● **WHAT YOU ARE ASKED TO DO**: The entries below should be given again exactly, minus their pictures.

* * * * * * *

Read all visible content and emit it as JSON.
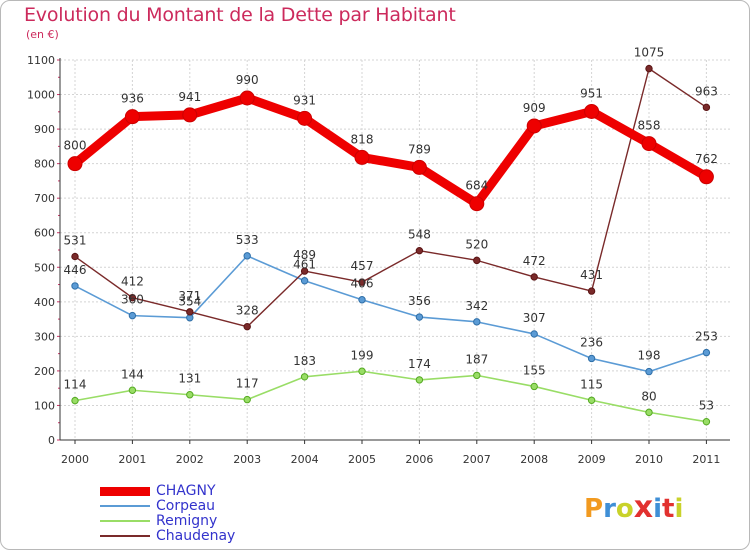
{
  "title": "Evolution du Montant de la Dette par Habitant",
  "unit_label": "(en €)",
  "logo": {
    "text": "Proxiti",
    "colors": [
      "#f29a1f",
      "#3f8fd6",
      "#c9d22a",
      "#e2312f",
      "#3f8fd6",
      "#e2312f",
      "#c9d22a"
    ]
  },
  "chart_data": {
    "type": "line",
    "x": [
      "2000",
      "2001",
      "2002",
      "2003",
      "2004",
      "2005",
      "2006",
      "2007",
      "2008",
      "2009",
      "2010",
      "2011"
    ],
    "ylim": [
      0,
      1100
    ],
    "yticks": [
      "0",
      "100",
      "200",
      "300",
      "400",
      "500",
      "600",
      "700",
      "800",
      "900",
      "1000",
      "1100"
    ],
    "grid": true,
    "legend_position": "bottom-left",
    "series": [
      {
        "name": "CHAGNY",
        "color": "#ee0000",
        "values": [
          800,
          936,
          941,
          990,
          931,
          818,
          789,
          684,
          909,
          951,
          858,
          762
        ],
        "labels": [
          "800",
          "936",
          "941",
          "990",
          "931",
          "818",
          "789",
          "684",
          "909",
          "951",
          "858",
          "762"
        ]
      },
      {
        "name": "Corpeau",
        "color": "#5b9bd5",
        "values": [
          446,
          360,
          354,
          533,
          461,
          406,
          356,
          342,
          307,
          236,
          198,
          253
        ],
        "labels": [
          "446",
          "360",
          "354",
          "533",
          "461",
          "406",
          "356",
          "342",
          "307",
          "236",
          "198",
          "253"
        ]
      },
      {
        "name": "Remigny",
        "color": "#99dd66",
        "values": [
          114,
          144,
          131,
          117,
          183,
          199,
          174,
          187,
          155,
          115,
          80,
          53
        ],
        "labels": [
          "114",
          "144",
          "131",
          "117",
          "183",
          "199",
          "174",
          "187",
          "155",
          "115",
          "80",
          "53"
        ]
      },
      {
        "name": "Chaudenay",
        "color": "#7a2a2a",
        "values": [
          531,
          412,
          371,
          328,
          489,
          457,
          548,
          520,
          472,
          431,
          1075,
          963
        ],
        "labels": [
          "531",
          "412",
          "371",
          "328",
          "489",
          "457",
          "548",
          "520",
          "472",
          "431",
          "1075",
          "963"
        ]
      }
    ]
  }
}
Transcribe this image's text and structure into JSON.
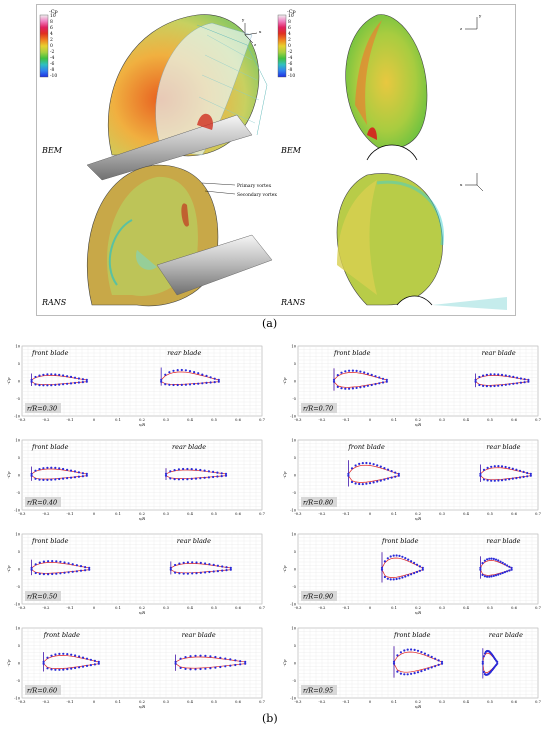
{
  "figure_a": {
    "legend_title": "-Cp",
    "legend_ticks": [
      "10",
      "8",
      "6",
      "4",
      "2",
      "0",
      "-2",
      "-4",
      "-6",
      "-8",
      "-10"
    ],
    "panel_labels": [
      "BEM",
      "BEM",
      "RANS",
      "RANS"
    ],
    "vortex_labels": [
      "Primary vortex",
      "Secondary vortex"
    ],
    "axis_letters": [
      "y",
      "x",
      "z",
      "y",
      "z",
      "x"
    ],
    "caption": "(a)"
  },
  "figure_b": {
    "caption": "(b)",
    "front_label": "front blade",
    "rear_label": "rear blade",
    "ylabel": "-Cp",
    "xlabel": "x/R",
    "x_ticks": [
      "-0.3",
      "-0.2",
      "-0.1",
      "0",
      "0.1",
      "0.2",
      "0.3",
      "0.4",
      "0.5",
      "0.6",
      "0.7"
    ],
    "y_ticks": [
      "10",
      "5",
      "0",
      "-5",
      "-10"
    ],
    "radii": [
      "r/R=0.30",
      "r/R=0.40",
      "r/R=0.50",
      "r/R=0.60",
      "r/R=0.70",
      "r/R=0.80",
      "r/R=0.90",
      "r/R=0.95"
    ],
    "colors": {
      "rans": "#2a2ad8",
      "bem": "#e02020"
    }
  },
  "chart_data": {
    "type": "line",
    "xlabel": "x/R",
    "ylabel": "-Cp",
    "xlim": [
      -0.3,
      0.7
    ],
    "ylim": [
      -10,
      10
    ],
    "grid": true,
    "panels": [
      {
        "label": "r/R=0.30",
        "front": {
          "x0": -0.26,
          "x1": -0.03,
          "top": 1.8,
          "bot": -1.3
        },
        "rear": {
          "x0": 0.28,
          "x1": 0.52,
          "top": 3.2,
          "bot": -1.2
        }
      },
      {
        "label": "r/R=0.40",
        "front": {
          "x0": -0.26,
          "x1": -0.03,
          "top": 2.0,
          "bot": -1.5
        },
        "rear": {
          "x0": 0.3,
          "x1": 0.55,
          "top": 1.6,
          "bot": -1.3
        }
      },
      {
        "label": "r/R=0.50",
        "front": {
          "x0": -0.26,
          "x1": -0.02,
          "top": 2.2,
          "bot": -1.6
        },
        "rear": {
          "x0": 0.32,
          "x1": 0.57,
          "top": 1.8,
          "bot": -1.4
        }
      },
      {
        "label": "r/R=0.60",
        "front": {
          "x0": -0.21,
          "x1": 0.02,
          "top": 2.6,
          "bot": -2.2
        },
        "rear": {
          "x0": 0.34,
          "x1": 0.63,
          "top": 2.0,
          "bot": -2.0
        }
      },
      {
        "label": "r/R=0.70",
        "front": {
          "x0": -0.15,
          "x1": 0.07,
          "top": 3.0,
          "bot": -2.5
        },
        "rear": {
          "x0": 0.44,
          "x1": 0.66,
          "top": 1.8,
          "bot": -1.6
        }
      },
      {
        "label": "r/R=0.80",
        "front": {
          "x0": -0.09,
          "x1": 0.12,
          "top": 3.5,
          "bot": -3.0
        },
        "rear": {
          "x0": 0.46,
          "x1": 0.67,
          "top": 2.5,
          "bot": -1.8
        }
      },
      {
        "label": "r/R=0.90",
        "front": {
          "x0": 0.05,
          "x1": 0.22,
          "top": 4.0,
          "bot": -3.5
        },
        "rear": {
          "x0": 0.46,
          "x1": 0.59,
          "top": 3.0,
          "bot": -2.5
        }
      },
      {
        "label": "r/R=0.95",
        "front": {
          "x0": 0.1,
          "x1": 0.3,
          "top": 4.0,
          "bot": -3.8
        },
        "rear": {
          "x0": 0.47,
          "x1": 0.53,
          "top": 3.5,
          "bot": -4.0
        }
      }
    ]
  }
}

* * * * * * *

● **OUTPUT OF THE TASK**:
Read all visible content and emit it as JSON.
{
  "title": "Evolution du Montant de la Dette par Habitant",
  "unit_label": "(en €)",
  "logo": {
    "text": "Proxiti",
    "colors": [
      "#f29a1f",
      "#3f8fd6",
      "#c9d22a",
      "#e2312f",
      "#3f8fd6",
      "#e2312f",
      "#c9d22a"
    ]
  },
  "chart_data": {
    "type": "line",
    "x": [
      "2000",
      "2001",
      "2002",
      "2003",
      "2004",
      "2005",
      "2006",
      "2007",
      "2008",
      "2009",
      "2010",
      "2011"
    ],
    "ylim": [
      0,
      1100
    ],
    "yticks": [
      "0",
      "100",
      "200",
      "300",
      "400",
      "500",
      "600",
      "700",
      "800",
      "900",
      "1000",
      "1100"
    ],
    "grid": true,
    "legend_position": "bottom-left",
    "series": [
      {
        "name": "CHAGNY",
        "color": "#ee0000",
        "values": [
          800,
          936,
          941,
          990,
          931,
          818,
          789,
          684,
          909,
          951,
          858,
          762
        ],
        "labels": [
          "800",
          "936",
          "941",
          "990",
          "931",
          "818",
          "789",
          "684",
          "909",
          "951",
          "858",
          "762"
        ]
      },
      {
        "name": "Corpeau",
        "color": "#5b9bd5",
        "values": [
          446,
          360,
          354,
          533,
          461,
          406,
          356,
          342,
          307,
          236,
          198,
          253
        ],
        "labels": [
          "446",
          "360",
          "354",
          "533",
          "461",
          "406",
          "356",
          "342",
          "307",
          "236",
          "198",
          "253"
        ]
      },
      {
        "name": "Remigny",
        "color": "#99dd66",
        "values": [
          114,
          144,
          131,
          117,
          183,
          199,
          174,
          187,
          155,
          115,
          80,
          53
        ],
        "labels": [
          "114",
          "144",
          "131",
          "117",
          "183",
          "199",
          "174",
          "187",
          "155",
          "115",
          "80",
          "53"
        ]
      },
      {
        "name": "Chaudenay",
        "color": "#7a2a2a",
        "values": [
          531,
          412,
          371,
          328,
          489,
          457,
          548,
          520,
          472,
          431,
          1075,
          963
        ],
        "labels": [
          "531",
          "412",
          "371",
          "328",
          "489",
          "457",
          "548",
          "520",
          "472",
          "431",
          "1075",
          "963"
        ]
      }
    ]
  }
}
Transcribe this image's text and structure into JSON.
{
  "figure_a": {
    "legend_title": "-Cp",
    "legend_ticks": [
      "10",
      "8",
      "6",
      "4",
      "2",
      "0",
      "-2",
      "-4",
      "-6",
      "-8",
      "-10"
    ],
    "panel_labels": [
      "BEM",
      "BEM",
      "RANS",
      "RANS"
    ],
    "vortex_labels": [
      "Primary vortex",
      "Secondary vortex"
    ],
    "axis_letters": [
      "y",
      "x",
      "z",
      "y",
      "z",
      "x"
    ],
    "caption": "(a)"
  },
  "figure_b": {
    "caption": "(b)",
    "front_label": "front blade",
    "rear_label": "rear blade",
    "ylabel": "-Cp",
    "xlabel": "x/R",
    "x_ticks": [
      "-0.3",
      "-0.2",
      "-0.1",
      "0",
      "0.1",
      "0.2",
      "0.3",
      "0.4",
      "0.5",
      "0.6",
      "0.7"
    ],
    "y_ticks": [
      "10",
      "5",
      "0",
      "-5",
      "-10"
    ],
    "radii": [
      "r/R=0.30",
      "r/R=0.40",
      "r/R=0.50",
      "r/R=0.60",
      "r/R=0.70",
      "r/R=0.80",
      "r/R=0.90",
      "r/R=0.95"
    ],
    "colors": {
      "rans": "#2a2ad8",
      "bem": "#e02020"
    }
  },
  "chart_data": {
    "type": "line",
    "xlabel": "x/R",
    "ylabel": "-Cp",
    "xlim": [
      -0.3,
      0.7
    ],
    "ylim": [
      -10,
      10
    ],
    "grid": true,
    "panels": [
      {
        "label": "r/R=0.30",
        "front": {
          "x0": -0.26,
          "x1": -0.03,
          "top": 1.8,
          "bot": -1.3
        },
        "rear": {
          "x0": 0.28,
          "x1": 0.52,
          "top": 3.2,
          "bot": -1.2
        }
      },
      {
        "label": "r/R=0.40",
        "front": {
          "x0": -0.26,
          "x1": -0.03,
          "top": 2.0,
          "bot": -1.5
        },
        "rear": {
          "x0": 0.3,
          "x1": 0.55,
          "top": 1.6,
          "bot": -1.3
        }
      },
      {
        "label": "r/R=0.50",
        "front": {
          "x0": -0.26,
          "x1": -0.02,
          "top": 2.2,
          "bot": -1.6
        },
        "rear": {
          "x0": 0.32,
          "x1": 0.57,
          "top": 1.8,
          "bot": -1.4
        }
      },
      {
        "label": "r/R=0.60",
        "front": {
          "x0": -0.21,
          "x1": 0.02,
          "top": 2.6,
          "bot": -2.2
        },
        "rear": {
          "x0": 0.34,
          "x1": 0.63,
          "top": 2.0,
          "bot": -2.0
        }
      },
      {
        "label": "r/R=0.70",
        "front": {
          "x0": -0.15,
          "x1": 0.07,
          "top": 3.0,
          "bot": -2.5
        },
        "rear": {
          "x0": 0.44,
          "x1": 0.66,
          "top": 1.8,
          "bot": -1.6
        }
      },
      {
        "label": "r/R=0.80",
        "front": {
          "x0": -0.09,
          "x1": 0.12,
          "top": 3.5,
          "bot": -3.0
        },
        "rear": {
          "x0": 0.46,
          "x1": 0.67,
          "top": 2.5,
          "bot": -1.8
        }
      },
      {
        "label": "r/R=0.90",
        "front": {
          "x0": 0.05,
          "x1": 0.22,
          "top": 4.0,
          "bot": -3.5
        },
        "rear": {
          "x0": 0.46,
          "x1": 0.59,
          "top": 3.0,
          "bot": -2.5
        }
      },
      {
        "label": "r/R=0.95",
        "front": {
          "x0": 0.1,
          "x1": 0.3,
          "top": 4.0,
          "bot": -3.8
        },
        "rear": {
          "x0": 0.47,
          "x1": 0.53,
          "top": 3.5,
          "bot": -4.0
        }
      }
    ]
  }
}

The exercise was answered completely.